**Written problem**
Transcribe everything in the data word for word. Pictures are left out.

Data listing
........

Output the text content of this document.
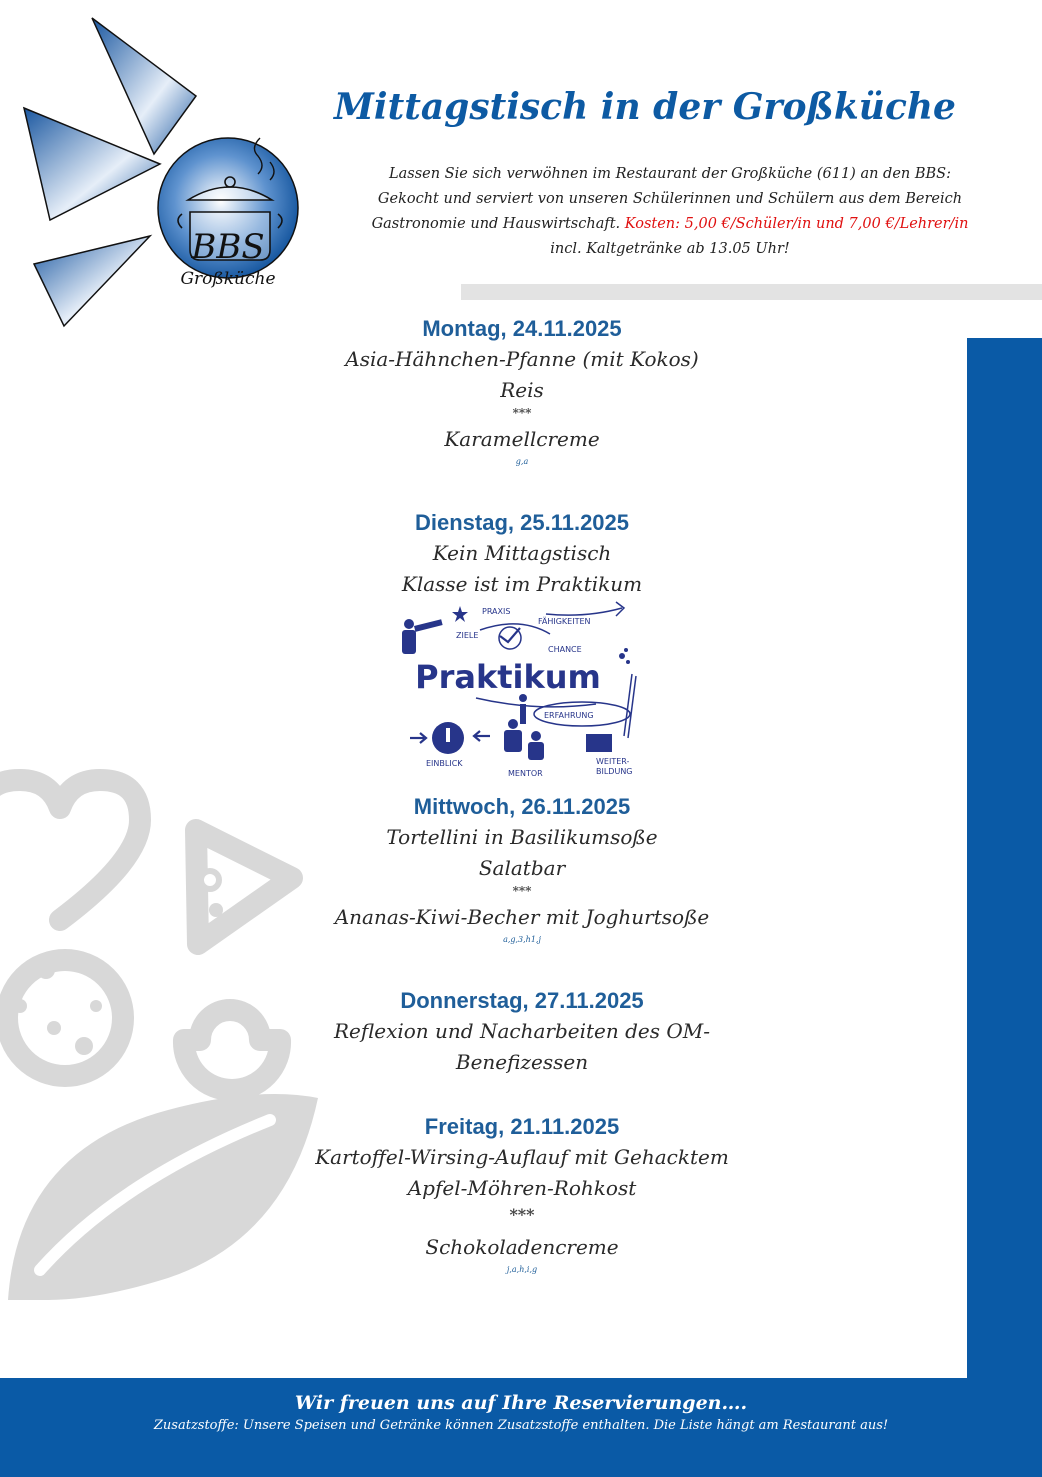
BBS
Großküche
Mittagstisch in der Großküche
Lassen Sie sich verwöhnen im Restaurant der Großküche (611) an den BBS:
Gekocht und serviert von unseren Schülerinnen und Schülern aus dem Bereich
Gastronomie und Hauswirtschaft. Kosten: 5,00 €/Schüler/in und 7,00 €/Lehrer/in
incl. Kaltgetränke ab 13.05 Uhr!
Montag, 24.11.2025
Asia-Hähnchen-Pfanne (mit Kokos)
Reis
***
Karamellcreme
g,a
Dienstag, 25.11.2025
Kein Mittagstisch
Klasse ist im Praktikum
Praktikum
PRAXIS
ZIELE
FÄHIGKEITEN
CHANCE
ERFAHRUNG
EINBLICK
MENTOR
WEITER-
BILDUNG
Mittwoch, 26.11.2025
Tortellini in Basilikumsoße
Salatbar
***
Ananas-Kiwi-Becher mit Joghurtsoße
a,g,3,h1,j
Donnerstag, 27.11.2025
Reflexion und Nacharbeiten des OM-Benefizessen
Freitag, 21.11.2025
Kartoffel-Wirsing-Auflauf mit Gehacktem
Apfel-Möhren-Rohkost
***
Schokoladencreme
j,a,h,i,g
Wir freuen uns auf Ihre Reservierungen….
Zusatzstoffe: Unsere Speisen und Getränke können Zusatzstoffe enthalten. Die Liste hängt am Restaurant aus!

........

**Exercise solution**
Output the text content of this document.
BBS
Großküche
Mittagstisch in der Großküche
Lassen Sie sich verwöhnen im Restaurant der Großküche (611) an den BBS:
Gekocht und serviert von unseren Schülerinnen und Schülern aus dem Bereich
Gastronomie und Hauswirtschaft. Kosten: 5,00 €/Schüler/in und 7,00 €/Lehrer/in
incl. Kaltgetränke ab 13.05 Uhr!
Montag, 24.11.2025
Asia-Hähnchen-Pfanne (mit Kokos)
Reis
***
Karamellcreme
g,a
Dienstag, 25.11.2025
Kein Mittagstisch
Klasse ist im Praktikum
Praktikum
PRAXIS
ZIELE
FÄHIGKEITEN
CHANCE
ERFAHRUNG
EINBLICK
MENTOR
WEITER-
BILDUNG
Mittwoch, 26.11.2025
Tortellini in Basilikumsoße
Salatbar
***
Ananas-Kiwi-Becher mit Joghurtsoße
a,g,3,h1,j
Donnerstag, 27.11.2025
Reflexion und Nacharbeiten des OM-Benefizessen
Freitag, 21.11.2025
Kartoffel-Wirsing-Auflauf mit Gehacktem
Apfel-Möhren-Rohkost
***
Schokoladencreme
j,a,h,i,g
Wir freuen uns auf Ihre Reservierungen….
Zusatzstoffe: Unsere Speisen und Getränke können Zusatzstoffe enthalten. Die Liste hängt am Restaurant aus!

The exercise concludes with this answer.